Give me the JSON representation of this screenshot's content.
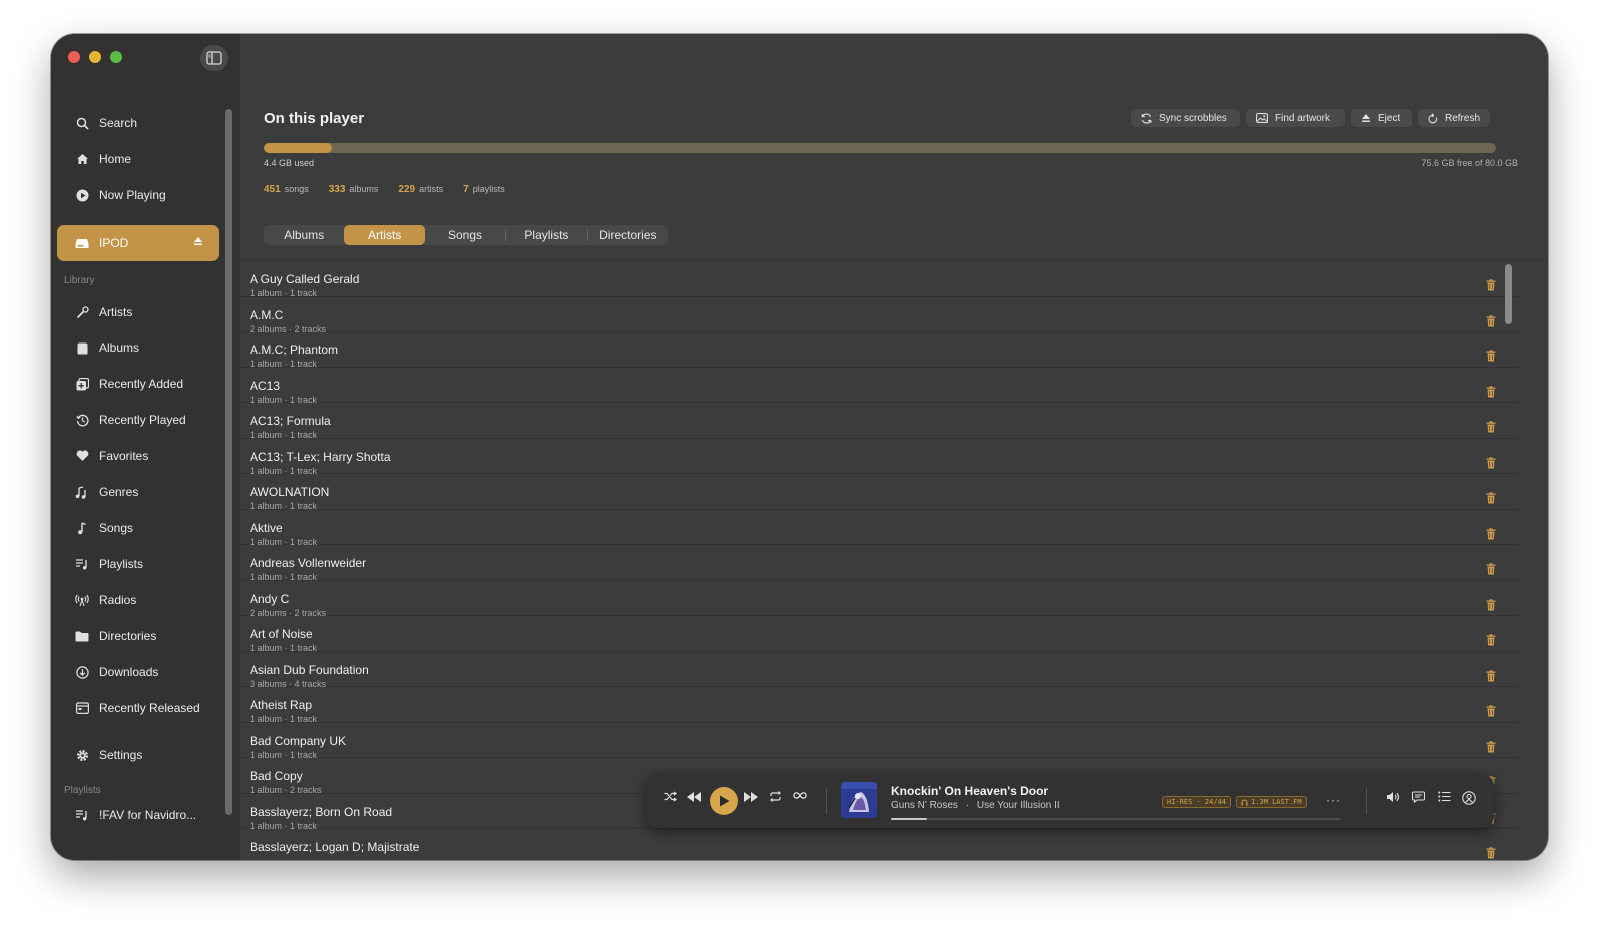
{
  "sidebar": {
    "nav_top": [
      {
        "label": "Search",
        "icon": "search-icon"
      },
      {
        "label": "Home",
        "icon": "home-icon"
      },
      {
        "label": "Now Playing",
        "icon": "play-circle-icon"
      }
    ],
    "device": {
      "label": "IPOD",
      "icon": "drive-icon"
    },
    "library_label": "Library",
    "library": [
      {
        "label": "Artists",
        "icon": "mic-icon"
      },
      {
        "label": "Albums",
        "icon": "album-icon"
      },
      {
        "label": "Recently Added",
        "icon": "add-box-icon"
      },
      {
        "label": "Recently Played",
        "icon": "history-icon"
      },
      {
        "label": "Favorites",
        "icon": "heart-icon"
      },
      {
        "label": "Genres",
        "icon": "genres-icon"
      },
      {
        "label": "Songs",
        "icon": "note-icon"
      },
      {
        "label": "Playlists",
        "icon": "playlist-icon"
      },
      {
        "label": "Radios",
        "icon": "radio-icon"
      },
      {
        "label": "Directories",
        "icon": "folder-icon"
      },
      {
        "label": "Downloads",
        "icon": "download-icon"
      },
      {
        "label": "Recently Released",
        "icon": "calendar-icon"
      }
    ],
    "settings": {
      "label": "Settings",
      "icon": "gear-icon"
    },
    "playlists_label": "Playlists",
    "playlists": [
      {
        "label": "!FAV for Navidro...",
        "icon": "playlist-icon"
      }
    ]
  },
  "header": {
    "title": "On this player",
    "buttons": [
      {
        "label": "Sync scrobbles",
        "icon": "sync-icon"
      },
      {
        "label": "Find artwork",
        "icon": "image-icon"
      },
      {
        "label": "Eject",
        "icon": "eject-icon"
      },
      {
        "label": "Refresh",
        "icon": "refresh-icon"
      }
    ]
  },
  "storage": {
    "used": "4.4 GB used",
    "free": "75.6 GB free of 80.0 GB",
    "used_fraction": 0.055
  },
  "stats": [
    {
      "value": "451",
      "label": "songs"
    },
    {
      "value": "333",
      "label": "albums"
    },
    {
      "value": "229",
      "label": "artists"
    },
    {
      "value": "7",
      "label": "playlists"
    }
  ],
  "tabs": [
    {
      "label": "Albums",
      "active": false
    },
    {
      "label": "Artists",
      "active": true
    },
    {
      "label": "Songs",
      "active": false
    },
    {
      "label": "Playlists",
      "active": false
    },
    {
      "label": "Directories",
      "active": false
    }
  ],
  "artists": [
    {
      "name": "A Guy Called Gerald",
      "sub": "1 album · 1 track"
    },
    {
      "name": "A.M.C",
      "sub": "2 albums · 2 tracks"
    },
    {
      "name": "A.M.C; Phantom",
      "sub": "1 album · 1 track"
    },
    {
      "name": "AC13",
      "sub": "1 album · 1 track"
    },
    {
      "name": "AC13; Formula",
      "sub": "1 album · 1 track"
    },
    {
      "name": "AC13; T-Lex; Harry Shotta",
      "sub": "1 album · 1 track"
    },
    {
      "name": "AWOLNATION",
      "sub": "1 album · 1 track"
    },
    {
      "name": "Aktive",
      "sub": "1 album · 1 track"
    },
    {
      "name": "Andreas Vollenweider",
      "sub": "1 album · 1 track"
    },
    {
      "name": "Andy C",
      "sub": "2 albums · 2 tracks"
    },
    {
      "name": "Art of Noise",
      "sub": "1 album · 1 track"
    },
    {
      "name": "Asian Dub Foundation",
      "sub": "3 albums · 4 tracks"
    },
    {
      "name": "Atheist Rap",
      "sub": "1 album · 1 track"
    },
    {
      "name": "Bad Company UK",
      "sub": "1 album · 1 track"
    },
    {
      "name": "Bad Copy",
      "sub": "1 album · 2 tracks"
    },
    {
      "name": "Basslayerz; Born On Road",
      "sub": "1 album · 1 track"
    },
    {
      "name": "Basslayerz; Logan D; Majistrate",
      "sub": ""
    }
  ],
  "player": {
    "title": "Knockin' On Heaven's Door",
    "artist": "Guns N' Roses",
    "separator": "·",
    "album": "Use Your Illusion II",
    "badge_quality": "HI-RES · 24/44",
    "badge_lastfm": "1.3M LAST.FM",
    "more": "···",
    "progress_fraction": 0.08
  },
  "colors": {
    "accent": "#c39347",
    "accent_text": "#d6a54c",
    "delete": "#d19a4a",
    "sidebar_bg": "#333231",
    "main_bg": "#3c3c3c"
  }
}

Exercise prompt:
Each line of the material must be retyped exactly, except that images are omitted.

The answer:
Give me the JSON representation of this screenshot's content.
{
  "sidebar": {
    "nav_top": [
      {
        "label": "Search",
        "icon": "search-icon"
      },
      {
        "label": "Home",
        "icon": "home-icon"
      },
      {
        "label": "Now Playing",
        "icon": "play-circle-icon"
      }
    ],
    "device": {
      "label": "IPOD",
      "icon": "drive-icon"
    },
    "library_label": "Library",
    "library": [
      {
        "label": "Artists",
        "icon": "mic-icon"
      },
      {
        "label": "Albums",
        "icon": "album-icon"
      },
      {
        "label": "Recently Added",
        "icon": "add-box-icon"
      },
      {
        "label": "Recently Played",
        "icon": "history-icon"
      },
      {
        "label": "Favorites",
        "icon": "heart-icon"
      },
      {
        "label": "Genres",
        "icon": "genres-icon"
      },
      {
        "label": "Songs",
        "icon": "note-icon"
      },
      {
        "label": "Playlists",
        "icon": "playlist-icon"
      },
      {
        "label": "Radios",
        "icon": "radio-icon"
      },
      {
        "label": "Directories",
        "icon": "folder-icon"
      },
      {
        "label": "Downloads",
        "icon": "download-icon"
      },
      {
        "label": "Recently Released",
        "icon": "calendar-icon"
      }
    ],
    "settings": {
      "label": "Settings",
      "icon": "gear-icon"
    },
    "playlists_label": "Playlists",
    "playlists": [
      {
        "label": "!FAV for Navidro...",
        "icon": "playlist-icon"
      }
    ]
  },
  "header": {
    "title": "On this player",
    "buttons": [
      {
        "label": "Sync scrobbles",
        "icon": "sync-icon"
      },
      {
        "label": "Find artwork",
        "icon": "image-icon"
      },
      {
        "label": "Eject",
        "icon": "eject-icon"
      },
      {
        "label": "Refresh",
        "icon": "refresh-icon"
      }
    ]
  },
  "storage": {
    "used": "4.4 GB used",
    "free": "75.6 GB free of 80.0 GB",
    "used_fraction": 0.055
  },
  "stats": [
    {
      "value": "451",
      "label": "songs"
    },
    {
      "value": "333",
      "label": "albums"
    },
    {
      "value": "229",
      "label": "artists"
    },
    {
      "value": "7",
      "label": "playlists"
    }
  ],
  "tabs": [
    {
      "label": "Albums",
      "active": false
    },
    {
      "label": "Artists",
      "active": true
    },
    {
      "label": "Songs",
      "active": false
    },
    {
      "label": "Playlists",
      "active": false
    },
    {
      "label": "Directories",
      "active": false
    }
  ],
  "artists": [
    {
      "name": "A Guy Called Gerald",
      "sub": "1 album · 1 track"
    },
    {
      "name": "A.M.C",
      "sub": "2 albums · 2 tracks"
    },
    {
      "name": "A.M.C; Phantom",
      "sub": "1 album · 1 track"
    },
    {
      "name": "AC13",
      "sub": "1 album · 1 track"
    },
    {
      "name": "AC13; Formula",
      "sub": "1 album · 1 track"
    },
    {
      "name": "AC13; T-Lex; Harry Shotta",
      "sub": "1 album · 1 track"
    },
    {
      "name": "AWOLNATION",
      "sub": "1 album · 1 track"
    },
    {
      "name": "Aktive",
      "sub": "1 album · 1 track"
    },
    {
      "name": "Andreas Vollenweider",
      "sub": "1 album · 1 track"
    },
    {
      "name": "Andy C",
      "sub": "2 albums · 2 tracks"
    },
    {
      "name": "Art of Noise",
      "sub": "1 album · 1 track"
    },
    {
      "name": "Asian Dub Foundation",
      "sub": "3 albums · 4 tracks"
    },
    {
      "name": "Atheist Rap",
      "sub": "1 album · 1 track"
    },
    {
      "name": "Bad Company UK",
      "sub": "1 album · 1 track"
    },
    {
      "name": "Bad Copy",
      "sub": "1 album · 2 tracks"
    },
    {
      "name": "Basslayerz; Born On Road",
      "sub": "1 album · 1 track"
    },
    {
      "name": "Basslayerz; Logan D; Majistrate",
      "sub": ""
    }
  ],
  "player": {
    "title": "Knockin' On Heaven's Door",
    "artist": "Guns N' Roses",
    "separator": "·",
    "album": "Use Your Illusion II",
    "badge_quality": "HI-RES · 24/44",
    "badge_lastfm": "1.3M LAST.FM",
    "more": "···",
    "progress_fraction": 0.08
  },
  "colors": {
    "accent": "#c39347",
    "accent_text": "#d6a54c",
    "delete": "#d19a4a",
    "sidebar_bg": "#333231",
    "main_bg": "#3c3c3c"
  }
}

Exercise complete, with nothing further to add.